**WHAT THIS TASK INVOLVES**
Reproduce the records below exactly as they appear.

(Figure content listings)
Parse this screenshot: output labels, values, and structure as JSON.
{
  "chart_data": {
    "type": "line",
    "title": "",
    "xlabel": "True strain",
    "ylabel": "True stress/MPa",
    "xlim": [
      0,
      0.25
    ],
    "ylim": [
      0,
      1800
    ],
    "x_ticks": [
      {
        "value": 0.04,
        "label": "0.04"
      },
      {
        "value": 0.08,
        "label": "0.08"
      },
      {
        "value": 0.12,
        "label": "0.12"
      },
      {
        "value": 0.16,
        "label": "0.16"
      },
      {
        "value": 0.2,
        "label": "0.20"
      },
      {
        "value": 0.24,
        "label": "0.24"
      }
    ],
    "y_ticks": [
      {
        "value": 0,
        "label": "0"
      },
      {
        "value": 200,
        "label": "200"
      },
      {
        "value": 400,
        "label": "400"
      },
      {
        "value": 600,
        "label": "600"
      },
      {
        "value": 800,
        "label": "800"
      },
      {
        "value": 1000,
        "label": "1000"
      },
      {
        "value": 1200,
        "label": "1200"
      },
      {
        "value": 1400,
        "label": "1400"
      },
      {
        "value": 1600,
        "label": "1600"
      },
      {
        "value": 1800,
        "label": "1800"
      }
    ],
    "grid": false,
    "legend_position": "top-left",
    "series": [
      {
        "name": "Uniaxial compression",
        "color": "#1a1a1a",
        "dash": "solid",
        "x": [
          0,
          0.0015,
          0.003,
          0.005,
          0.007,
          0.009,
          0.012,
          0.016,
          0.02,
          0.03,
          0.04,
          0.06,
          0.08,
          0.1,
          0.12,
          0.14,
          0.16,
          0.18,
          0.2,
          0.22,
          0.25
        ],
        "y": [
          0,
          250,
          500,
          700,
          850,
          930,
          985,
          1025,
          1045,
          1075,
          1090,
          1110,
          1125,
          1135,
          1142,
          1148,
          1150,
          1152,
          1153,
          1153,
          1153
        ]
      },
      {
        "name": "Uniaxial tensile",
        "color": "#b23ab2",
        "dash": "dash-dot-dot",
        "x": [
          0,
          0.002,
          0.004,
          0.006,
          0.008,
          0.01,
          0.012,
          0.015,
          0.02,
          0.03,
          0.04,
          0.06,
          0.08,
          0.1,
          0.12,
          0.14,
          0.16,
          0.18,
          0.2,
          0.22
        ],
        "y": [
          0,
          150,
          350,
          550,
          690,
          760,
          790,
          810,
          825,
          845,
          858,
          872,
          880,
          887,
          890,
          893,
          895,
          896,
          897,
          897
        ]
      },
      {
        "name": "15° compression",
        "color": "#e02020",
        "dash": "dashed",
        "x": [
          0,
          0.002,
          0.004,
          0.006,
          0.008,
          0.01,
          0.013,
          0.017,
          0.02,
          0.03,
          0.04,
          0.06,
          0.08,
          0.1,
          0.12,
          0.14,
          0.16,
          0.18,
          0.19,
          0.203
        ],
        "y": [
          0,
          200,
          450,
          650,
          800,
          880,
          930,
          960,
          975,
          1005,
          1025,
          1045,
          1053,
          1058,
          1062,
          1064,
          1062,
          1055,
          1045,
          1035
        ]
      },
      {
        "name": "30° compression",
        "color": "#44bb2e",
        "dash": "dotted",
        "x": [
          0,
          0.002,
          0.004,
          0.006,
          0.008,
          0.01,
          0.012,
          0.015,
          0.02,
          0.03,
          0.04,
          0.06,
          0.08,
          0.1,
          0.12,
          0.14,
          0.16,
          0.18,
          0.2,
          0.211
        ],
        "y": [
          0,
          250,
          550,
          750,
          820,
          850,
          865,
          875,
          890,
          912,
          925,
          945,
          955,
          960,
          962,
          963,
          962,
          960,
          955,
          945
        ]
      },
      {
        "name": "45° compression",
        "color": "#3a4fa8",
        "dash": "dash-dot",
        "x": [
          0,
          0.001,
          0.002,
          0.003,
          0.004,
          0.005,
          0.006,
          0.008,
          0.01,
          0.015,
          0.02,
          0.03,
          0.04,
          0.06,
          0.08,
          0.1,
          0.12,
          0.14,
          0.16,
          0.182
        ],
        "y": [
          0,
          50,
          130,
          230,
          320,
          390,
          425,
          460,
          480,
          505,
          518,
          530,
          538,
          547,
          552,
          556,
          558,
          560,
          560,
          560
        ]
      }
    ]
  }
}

**ANSWER TO THIS PROBLEM**
Parse this screenshot: output labels, values, and structure as JSON.
{
  "chart_data": {
    "type": "line",
    "title": "",
    "xlabel": "True strain",
    "ylabel": "True stress/MPa",
    "xlim": [
      0,
      0.25
    ],
    "ylim": [
      0,
      1800
    ],
    "x_ticks": [
      {
        "value": 0.04,
        "label": "0.04"
      },
      {
        "value": 0.08,
        "label": "0.08"
      },
      {
        "value": 0.12,
        "label": "0.12"
      },
      {
        "value": 0.16,
        "label": "0.16"
      },
      {
        "value": 0.2,
        "label": "0.20"
      },
      {
        "value": 0.24,
        "label": "0.24"
      }
    ],
    "y_ticks": [
      {
        "value": 0,
        "label": "0"
      },
      {
        "value": 200,
        "label": "200"
      },
      {
        "value": 400,
        "label": "400"
      },
      {
        "value": 600,
        "label": "600"
      },
      {
        "value": 800,
        "label": "800"
      },
      {
        "value": 1000,
        "label": "1000"
      },
      {
        "value": 1200,
        "label": "1200"
      },
      {
        "value": 1400,
        "label": "1400"
      },
      {
        "value": 1600,
        "label": "1600"
      },
      {
        "value": 1800,
        "label": "1800"
      }
    ],
    "grid": false,
    "legend_position": "top-left",
    "series": [
      {
        "name": "Uniaxial compression",
        "color": "#1a1a1a",
        "dash": "solid",
        "x": [
          0,
          0.0015,
          0.003,
          0.005,
          0.007,
          0.009,
          0.012,
          0.016,
          0.02,
          0.03,
          0.04,
          0.06,
          0.08,
          0.1,
          0.12,
          0.14,
          0.16,
          0.18,
          0.2,
          0.22,
          0.25
        ],
        "y": [
          0,
          250,
          500,
          700,
          850,
          930,
          985,
          1025,
          1045,
          1075,
          1090,
          1110,
          1125,
          1135,
          1142,
          1148,
          1150,
          1152,
          1153,
          1153,
          1153
        ]
      },
      {
        "name": "Uniaxial tensile",
        "color": "#b23ab2",
        "dash": "dash-dot-dot",
        "x": [
          0,
          0.002,
          0.004,
          0.006,
          0.008,
          0.01,
          0.012,
          0.015,
          0.02,
          0.03,
          0.04,
          0.06,
          0.08,
          0.1,
          0.12,
          0.14,
          0.16,
          0.18,
          0.2,
          0.22
        ],
        "y": [
          0,
          150,
          350,
          550,
          690,
          760,
          790,
          810,
          825,
          845,
          858,
          872,
          880,
          887,
          890,
          893,
          895,
          896,
          897,
          897
        ]
      },
      {
        "name": "15° compression",
        "color": "#e02020",
        "dash": "dashed",
        "x": [
          0,
          0.002,
          0.004,
          0.006,
          0.008,
          0.01,
          0.013,
          0.017,
          0.02,
          0.03,
          0.04,
          0.06,
          0.08,
          0.1,
          0.12,
          0.14,
          0.16,
          0.18,
          0.19,
          0.203
        ],
        "y": [
          0,
          200,
          450,
          650,
          800,
          880,
          930,
          960,
          975,
          1005,
          1025,
          1045,
          1053,
          1058,
          1062,
          1064,
          1062,
          1055,
          1045,
          1035
        ]
      },
      {
        "name": "30° compression",
        "color": "#44bb2e",
        "dash": "dotted",
        "x": [
          0,
          0.002,
          0.004,
          0.006,
          0.008,
          0.01,
          0.012,
          0.015,
          0.02,
          0.03,
          0.04,
          0.06,
          0.08,
          0.1,
          0.12,
          0.14,
          0.16,
          0.18,
          0.2,
          0.211
        ],
        "y": [
          0,
          250,
          550,
          750,
          820,
          850,
          865,
          875,
          890,
          912,
          925,
          945,
          955,
          960,
          962,
          963,
          962,
          960,
          955,
          945
        ]
      },
      {
        "name": "45° compression",
        "color": "#3a4fa8",
        "dash": "dash-dot",
        "x": [
          0,
          0.001,
          0.002,
          0.003,
          0.004,
          0.005,
          0.006,
          0.008,
          0.01,
          0.015,
          0.02,
          0.03,
          0.04,
          0.06,
          0.08,
          0.1,
          0.12,
          0.14,
          0.16,
          0.182
        ],
        "y": [
          0,
          50,
          130,
          230,
          320,
          390,
          425,
          460,
          480,
          505,
          518,
          530,
          538,
          547,
          552,
          556,
          558,
          560,
          560,
          560
        ]
      }
    ]
  }
}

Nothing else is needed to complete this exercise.